What to produce: Below are the entries; state how many of their lines contain the string "Historical", and nothing more.

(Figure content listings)
START
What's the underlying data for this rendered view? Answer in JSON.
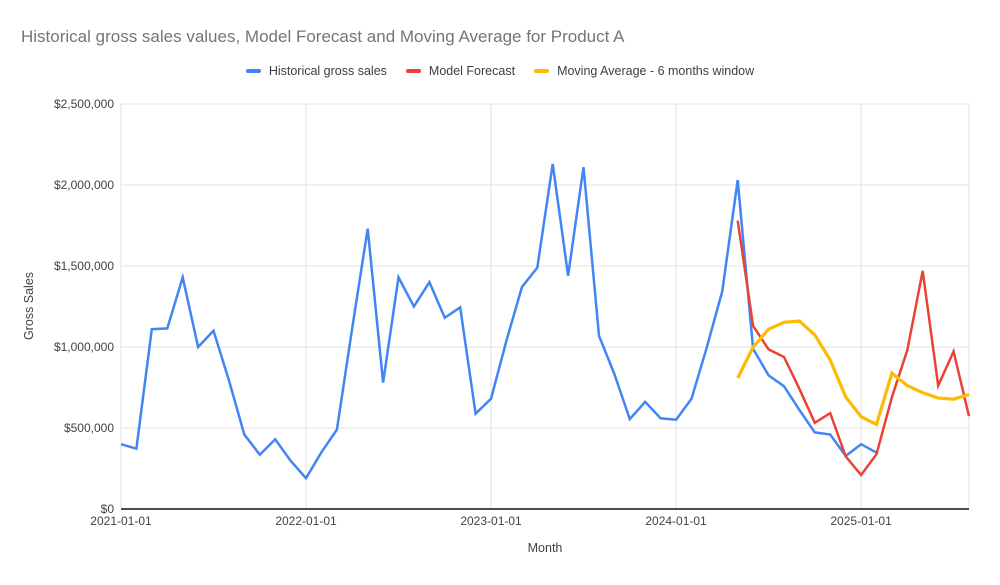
{
  "title": "Historical gross sales values, Model Forecast and Moving Average for Product A",
  "title_color": "#757575",
  "legend": {
    "items": [
      {
        "label": "Historical gross sales",
        "color": "#4285f4"
      },
      {
        "label": "Model Forecast",
        "color": "#ea4335"
      },
      {
        "label": "Moving Average - 6 months window",
        "color": "#fbbc04"
      }
    ]
  },
  "chart_data": {
    "type": "line",
    "title": "Historical gross sales values, Model Forecast and Moving Average for Product A",
    "xlabel": "Month",
    "ylabel": "Gross Sales",
    "ylim": [
      0,
      2500000
    ],
    "grid": true,
    "legend_position": "top",
    "colors": {
      "grid": "#e0e0e0",
      "axis": "#333333",
      "tick_text": "#424242"
    },
    "y_ticks": [
      {
        "value": 0,
        "label": "$0"
      },
      {
        "value": 500000,
        "label": "$500,000"
      },
      {
        "value": 1000000,
        "label": "$1,000,000"
      },
      {
        "value": 1500000,
        "label": "$1,500,000"
      },
      {
        "value": 2000000,
        "label": "$2,000,000"
      },
      {
        "value": 2500000,
        "label": "$2,500,000"
      }
    ],
    "x_axis": {
      "unit": "month",
      "start": "2021-01",
      "end": "2025-08",
      "num_points": 56,
      "tick_labels": [
        "2021-01-01",
        "2022-01-01",
        "2023-01-01",
        "2024-01-01",
        "2025-01-01"
      ],
      "tick_month_indices": [
        0,
        12,
        24,
        36,
        48
      ]
    },
    "series": [
      {
        "name": "Historical gross sales",
        "color": "#4285f4",
        "start_month_index": 0,
        "values": [
          400000,
          372000,
          1110000,
          1115000,
          1430000,
          1000000,
          1100000,
          795000,
          460000,
          335000,
          430000,
          298000,
          190000,
          350000,
          490000,
          1120000,
          1730000,
          780000,
          1430000,
          1250000,
          1400000,
          1180000,
          1245000,
          588000,
          680000,
          1040000,
          1370000,
          1490000,
          2130000,
          1440000,
          2110000,
          1070000,
          833000,
          555000,
          662000,
          560000,
          551000,
          680000,
          1000000,
          1345000,
          2030000,
          988000,
          825000,
          758000,
          612000,
          473000,
          460000,
          327000,
          400000,
          348000
        ]
      },
      {
        "name": "Model Forecast",
        "color": "#ea4335",
        "start_month_index": 40,
        "values": [
          1780000,
          1130000,
          985000,
          938000,
          742000,
          532000,
          592000,
          325000,
          210000,
          338000,
          690000,
          980000,
          1470000,
          762000,
          972000,
          573000
        ]
      },
      {
        "name": "Moving Average - 6 months window",
        "color": "#fbbc04",
        "start_month_index": 40,
        "values": [
          808000,
          1000000,
          1110000,
          1152000,
          1160000,
          1075000,
          920000,
          692000,
          570000,
          522000,
          838000,
          762000,
          718000,
          685000,
          678000,
          707000
        ]
      }
    ]
  }
}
END
Task response: 4